▶ **任务目标**
在下面的文档段落中,OpenClawMini 发送 GET 和 POST 请求时设定的超时时间是多少秒?

如果你需要更轻量的版本(不使用 BeautifulSoup),可以创建纯 requests 版本:

# openclaw_mini.py
import requests
import json
import time
class OpenClawMini:
    """OpenClaw 超精简版"""
    def __init__(self):
        self.session = requests.Session()
        self.session.headers = {
            'User-Agent': 'OpenClawMini/1.0'
        }
    def get(self, url, **kwargs):
        """简单的 GET 请求"""
        try:
            response = self.session.get(url, timeout=10, **kwargs)
            return response.text
        except Exception as e:
            print(f"请求失败: {e}")
            return None
    def post(self, url, data=None, **kwargs):
        """简单的 POST 请求"""
        try:
            response = self.session.post(url, data=data, timeout=10, **kwargs)
            return response.text
        except Exception as e:
            print(f"请求失败: {e}")
            return None
    def scrape(self, urls):
        """批量抓取"""

▶ **来源摘录**
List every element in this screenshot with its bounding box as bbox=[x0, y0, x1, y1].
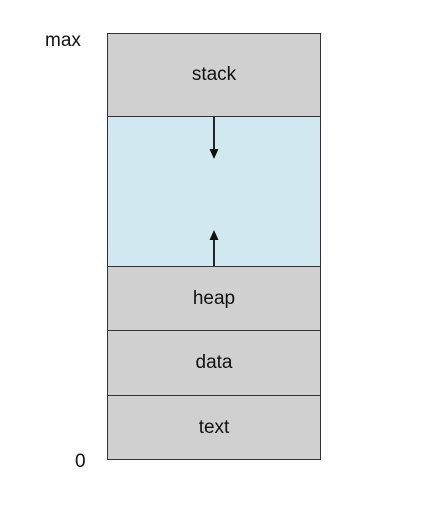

▶ **输出结果**
10 秒。